- _LISTED ENTRIES_
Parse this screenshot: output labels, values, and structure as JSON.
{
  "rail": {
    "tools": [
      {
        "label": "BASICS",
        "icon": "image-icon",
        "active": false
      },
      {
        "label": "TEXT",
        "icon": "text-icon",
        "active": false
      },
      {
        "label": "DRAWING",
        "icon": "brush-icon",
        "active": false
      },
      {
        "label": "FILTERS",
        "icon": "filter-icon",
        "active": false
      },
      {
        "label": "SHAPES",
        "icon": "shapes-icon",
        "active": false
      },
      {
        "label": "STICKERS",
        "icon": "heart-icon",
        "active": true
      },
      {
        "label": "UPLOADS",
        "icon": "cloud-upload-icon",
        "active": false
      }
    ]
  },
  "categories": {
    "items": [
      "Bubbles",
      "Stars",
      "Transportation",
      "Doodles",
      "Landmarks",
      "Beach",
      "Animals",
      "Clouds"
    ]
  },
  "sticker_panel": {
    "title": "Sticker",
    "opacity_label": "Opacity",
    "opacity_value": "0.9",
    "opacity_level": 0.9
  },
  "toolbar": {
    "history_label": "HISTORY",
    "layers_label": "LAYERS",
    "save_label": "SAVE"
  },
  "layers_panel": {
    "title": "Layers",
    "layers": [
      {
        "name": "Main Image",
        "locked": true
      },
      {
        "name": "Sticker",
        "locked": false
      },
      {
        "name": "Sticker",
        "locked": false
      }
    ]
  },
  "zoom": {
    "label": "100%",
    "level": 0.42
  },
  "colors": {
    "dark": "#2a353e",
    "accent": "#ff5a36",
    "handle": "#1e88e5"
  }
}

- _WHAT IS EXPECTED_
Your answer should be a single number: how many lines of the material contain the word "icon".

- _RESULT OF THIS TASK_
7